::: ENTRIES SUPPLIED

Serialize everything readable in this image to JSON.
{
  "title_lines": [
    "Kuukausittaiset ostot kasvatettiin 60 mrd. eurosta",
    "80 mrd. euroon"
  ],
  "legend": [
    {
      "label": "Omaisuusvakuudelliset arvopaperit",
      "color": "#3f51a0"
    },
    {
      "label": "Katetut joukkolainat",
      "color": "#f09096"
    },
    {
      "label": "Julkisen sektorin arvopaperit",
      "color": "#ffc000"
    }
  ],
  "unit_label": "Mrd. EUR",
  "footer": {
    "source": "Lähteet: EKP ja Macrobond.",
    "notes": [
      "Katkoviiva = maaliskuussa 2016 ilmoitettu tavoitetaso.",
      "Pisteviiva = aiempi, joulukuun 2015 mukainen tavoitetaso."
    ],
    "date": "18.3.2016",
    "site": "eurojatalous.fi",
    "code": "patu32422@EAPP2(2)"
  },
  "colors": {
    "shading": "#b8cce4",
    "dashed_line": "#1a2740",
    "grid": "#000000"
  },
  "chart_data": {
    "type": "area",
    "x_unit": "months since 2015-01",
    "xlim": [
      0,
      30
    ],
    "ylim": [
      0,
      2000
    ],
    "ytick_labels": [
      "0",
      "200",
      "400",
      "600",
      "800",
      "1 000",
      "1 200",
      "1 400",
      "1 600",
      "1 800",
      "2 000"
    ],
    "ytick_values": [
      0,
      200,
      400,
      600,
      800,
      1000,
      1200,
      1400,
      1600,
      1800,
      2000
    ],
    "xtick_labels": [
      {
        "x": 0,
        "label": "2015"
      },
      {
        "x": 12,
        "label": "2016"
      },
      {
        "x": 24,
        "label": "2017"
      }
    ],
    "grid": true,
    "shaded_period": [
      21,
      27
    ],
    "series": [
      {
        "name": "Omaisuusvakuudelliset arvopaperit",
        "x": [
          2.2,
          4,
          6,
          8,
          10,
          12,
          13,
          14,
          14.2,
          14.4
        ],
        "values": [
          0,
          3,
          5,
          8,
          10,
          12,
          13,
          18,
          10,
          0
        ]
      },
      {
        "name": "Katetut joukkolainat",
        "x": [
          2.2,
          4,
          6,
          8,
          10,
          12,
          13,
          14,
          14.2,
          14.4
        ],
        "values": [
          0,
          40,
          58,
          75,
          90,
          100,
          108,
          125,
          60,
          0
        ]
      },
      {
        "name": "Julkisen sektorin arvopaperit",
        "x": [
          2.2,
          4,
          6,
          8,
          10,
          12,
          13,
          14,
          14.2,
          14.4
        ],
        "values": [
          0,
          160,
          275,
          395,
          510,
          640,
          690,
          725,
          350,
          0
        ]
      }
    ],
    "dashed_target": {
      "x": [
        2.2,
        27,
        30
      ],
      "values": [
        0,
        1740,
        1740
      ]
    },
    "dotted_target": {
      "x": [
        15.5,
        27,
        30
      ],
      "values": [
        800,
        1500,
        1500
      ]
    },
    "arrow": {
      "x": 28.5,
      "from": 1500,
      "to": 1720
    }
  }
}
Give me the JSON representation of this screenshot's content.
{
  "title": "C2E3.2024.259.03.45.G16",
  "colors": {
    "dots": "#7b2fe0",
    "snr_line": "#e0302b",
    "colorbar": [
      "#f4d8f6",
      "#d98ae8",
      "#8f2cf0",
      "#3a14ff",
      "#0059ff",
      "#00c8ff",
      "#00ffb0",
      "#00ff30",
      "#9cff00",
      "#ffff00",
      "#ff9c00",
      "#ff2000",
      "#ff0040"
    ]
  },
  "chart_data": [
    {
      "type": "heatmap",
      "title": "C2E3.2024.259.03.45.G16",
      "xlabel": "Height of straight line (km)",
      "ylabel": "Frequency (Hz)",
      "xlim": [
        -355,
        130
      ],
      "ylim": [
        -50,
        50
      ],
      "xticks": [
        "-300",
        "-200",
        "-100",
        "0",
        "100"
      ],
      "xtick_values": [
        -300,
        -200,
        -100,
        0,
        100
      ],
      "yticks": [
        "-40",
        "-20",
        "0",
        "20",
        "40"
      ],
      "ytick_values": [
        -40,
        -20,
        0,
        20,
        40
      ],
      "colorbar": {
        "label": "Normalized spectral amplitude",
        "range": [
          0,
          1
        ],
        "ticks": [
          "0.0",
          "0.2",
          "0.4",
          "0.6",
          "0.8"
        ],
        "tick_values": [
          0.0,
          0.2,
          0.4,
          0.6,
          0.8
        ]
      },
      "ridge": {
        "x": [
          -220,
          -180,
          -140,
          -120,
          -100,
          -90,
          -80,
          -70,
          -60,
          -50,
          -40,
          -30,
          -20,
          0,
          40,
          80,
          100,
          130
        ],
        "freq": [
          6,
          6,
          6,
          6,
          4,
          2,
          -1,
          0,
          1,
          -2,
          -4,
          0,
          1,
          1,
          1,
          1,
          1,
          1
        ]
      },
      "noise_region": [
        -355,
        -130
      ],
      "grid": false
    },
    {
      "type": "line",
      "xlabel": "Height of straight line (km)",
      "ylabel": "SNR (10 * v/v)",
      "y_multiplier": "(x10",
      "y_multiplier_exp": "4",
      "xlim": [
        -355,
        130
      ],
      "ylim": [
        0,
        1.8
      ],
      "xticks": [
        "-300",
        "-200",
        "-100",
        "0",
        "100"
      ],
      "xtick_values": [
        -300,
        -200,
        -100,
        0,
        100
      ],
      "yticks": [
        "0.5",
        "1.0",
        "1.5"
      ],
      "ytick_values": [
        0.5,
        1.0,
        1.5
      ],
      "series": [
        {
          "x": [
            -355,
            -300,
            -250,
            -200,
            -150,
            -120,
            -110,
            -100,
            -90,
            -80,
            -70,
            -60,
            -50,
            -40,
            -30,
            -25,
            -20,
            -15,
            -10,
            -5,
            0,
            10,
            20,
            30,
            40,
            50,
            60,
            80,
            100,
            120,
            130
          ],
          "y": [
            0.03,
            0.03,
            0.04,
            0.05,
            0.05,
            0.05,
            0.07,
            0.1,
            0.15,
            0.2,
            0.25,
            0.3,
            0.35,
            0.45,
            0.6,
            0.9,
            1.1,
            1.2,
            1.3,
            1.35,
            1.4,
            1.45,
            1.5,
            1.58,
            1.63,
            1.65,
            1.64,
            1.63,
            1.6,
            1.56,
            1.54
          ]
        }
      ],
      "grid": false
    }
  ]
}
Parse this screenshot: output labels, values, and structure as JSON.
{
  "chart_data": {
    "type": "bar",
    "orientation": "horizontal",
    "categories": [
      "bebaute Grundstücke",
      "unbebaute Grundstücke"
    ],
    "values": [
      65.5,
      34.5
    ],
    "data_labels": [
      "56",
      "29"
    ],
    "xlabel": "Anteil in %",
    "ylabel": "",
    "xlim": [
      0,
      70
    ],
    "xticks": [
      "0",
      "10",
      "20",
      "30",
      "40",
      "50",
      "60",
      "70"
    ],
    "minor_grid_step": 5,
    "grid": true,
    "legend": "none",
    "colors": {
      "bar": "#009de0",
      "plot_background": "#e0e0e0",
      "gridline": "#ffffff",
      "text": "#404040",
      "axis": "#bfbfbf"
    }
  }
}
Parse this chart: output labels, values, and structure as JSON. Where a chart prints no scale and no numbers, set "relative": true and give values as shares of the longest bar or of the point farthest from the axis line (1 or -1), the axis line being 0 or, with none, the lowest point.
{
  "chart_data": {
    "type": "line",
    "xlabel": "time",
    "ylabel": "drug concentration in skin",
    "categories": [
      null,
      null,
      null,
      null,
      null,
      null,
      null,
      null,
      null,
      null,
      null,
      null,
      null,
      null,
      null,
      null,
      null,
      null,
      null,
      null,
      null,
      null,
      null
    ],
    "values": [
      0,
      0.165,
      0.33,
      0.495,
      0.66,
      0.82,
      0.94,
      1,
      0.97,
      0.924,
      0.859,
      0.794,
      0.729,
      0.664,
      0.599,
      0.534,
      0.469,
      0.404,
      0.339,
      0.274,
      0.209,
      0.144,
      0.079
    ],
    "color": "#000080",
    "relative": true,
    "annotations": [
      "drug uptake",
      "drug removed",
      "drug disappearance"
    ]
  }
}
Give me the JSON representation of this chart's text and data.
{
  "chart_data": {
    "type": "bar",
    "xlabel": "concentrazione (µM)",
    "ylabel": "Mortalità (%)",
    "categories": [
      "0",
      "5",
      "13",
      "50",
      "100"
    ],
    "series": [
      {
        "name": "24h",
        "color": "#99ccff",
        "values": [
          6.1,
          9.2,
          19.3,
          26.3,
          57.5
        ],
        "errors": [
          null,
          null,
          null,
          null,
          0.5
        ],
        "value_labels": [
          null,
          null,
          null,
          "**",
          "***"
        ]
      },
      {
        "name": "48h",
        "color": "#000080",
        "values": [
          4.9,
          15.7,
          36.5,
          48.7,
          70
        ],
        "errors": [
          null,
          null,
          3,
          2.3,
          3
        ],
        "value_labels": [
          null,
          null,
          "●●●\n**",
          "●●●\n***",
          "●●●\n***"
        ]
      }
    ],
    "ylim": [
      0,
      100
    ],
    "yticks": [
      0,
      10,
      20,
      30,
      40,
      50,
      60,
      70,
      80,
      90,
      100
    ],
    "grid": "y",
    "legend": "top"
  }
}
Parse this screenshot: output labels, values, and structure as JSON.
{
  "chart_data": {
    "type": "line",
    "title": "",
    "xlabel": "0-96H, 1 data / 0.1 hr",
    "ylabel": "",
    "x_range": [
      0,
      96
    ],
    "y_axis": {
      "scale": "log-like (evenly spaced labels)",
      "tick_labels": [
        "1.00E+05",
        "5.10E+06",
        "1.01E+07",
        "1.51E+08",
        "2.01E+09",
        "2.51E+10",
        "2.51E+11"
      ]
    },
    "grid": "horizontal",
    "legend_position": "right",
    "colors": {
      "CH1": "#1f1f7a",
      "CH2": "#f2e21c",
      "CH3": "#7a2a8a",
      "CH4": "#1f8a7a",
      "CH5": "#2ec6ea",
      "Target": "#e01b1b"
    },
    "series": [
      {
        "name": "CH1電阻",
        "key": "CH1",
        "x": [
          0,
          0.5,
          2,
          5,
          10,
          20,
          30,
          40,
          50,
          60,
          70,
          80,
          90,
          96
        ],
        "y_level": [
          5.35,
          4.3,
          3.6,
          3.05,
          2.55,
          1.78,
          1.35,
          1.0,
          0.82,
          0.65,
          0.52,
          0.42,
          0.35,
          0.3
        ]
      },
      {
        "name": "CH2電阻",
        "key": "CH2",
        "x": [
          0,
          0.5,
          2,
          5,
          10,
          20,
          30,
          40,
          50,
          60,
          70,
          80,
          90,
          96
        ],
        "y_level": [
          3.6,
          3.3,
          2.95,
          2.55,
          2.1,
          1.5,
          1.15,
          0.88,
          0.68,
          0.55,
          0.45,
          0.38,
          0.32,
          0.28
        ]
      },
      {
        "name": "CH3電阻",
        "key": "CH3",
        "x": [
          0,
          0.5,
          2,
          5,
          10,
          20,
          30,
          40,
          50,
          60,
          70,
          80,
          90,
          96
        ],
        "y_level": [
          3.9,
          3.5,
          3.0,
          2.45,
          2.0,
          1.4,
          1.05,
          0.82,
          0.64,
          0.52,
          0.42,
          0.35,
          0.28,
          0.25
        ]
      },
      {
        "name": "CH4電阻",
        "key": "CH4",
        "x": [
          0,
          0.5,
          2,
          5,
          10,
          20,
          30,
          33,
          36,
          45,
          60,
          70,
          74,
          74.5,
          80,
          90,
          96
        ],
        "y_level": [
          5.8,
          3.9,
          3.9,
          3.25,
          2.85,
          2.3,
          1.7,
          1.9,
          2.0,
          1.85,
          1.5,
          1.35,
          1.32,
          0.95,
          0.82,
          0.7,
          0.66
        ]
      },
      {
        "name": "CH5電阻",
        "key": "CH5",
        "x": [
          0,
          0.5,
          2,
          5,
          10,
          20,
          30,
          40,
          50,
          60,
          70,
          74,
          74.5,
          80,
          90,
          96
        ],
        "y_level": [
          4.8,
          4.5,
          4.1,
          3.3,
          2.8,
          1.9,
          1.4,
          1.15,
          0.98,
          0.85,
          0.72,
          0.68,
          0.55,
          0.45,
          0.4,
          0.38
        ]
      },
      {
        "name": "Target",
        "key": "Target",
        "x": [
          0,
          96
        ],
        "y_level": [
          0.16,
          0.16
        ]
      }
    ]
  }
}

::::::

## THE REQUEST
Pick out the lines that contain "name" and copy them.

## ANSWER TO THE PROBLEM
        "name": "Omaisuusvakuudelliset arvopaperit",
        "name": "Katetut joukkolainat",
        "name": "Julkisen sektorin arvopaperit",
        "name": "24h",
        "name": "48h",
        "name": "CH1電阻",
        "name": "CH2電阻",
        "name": "CH3電阻",
        "name": "CH4電阻",
        "name": "CH5電阻",
        "name": "Target",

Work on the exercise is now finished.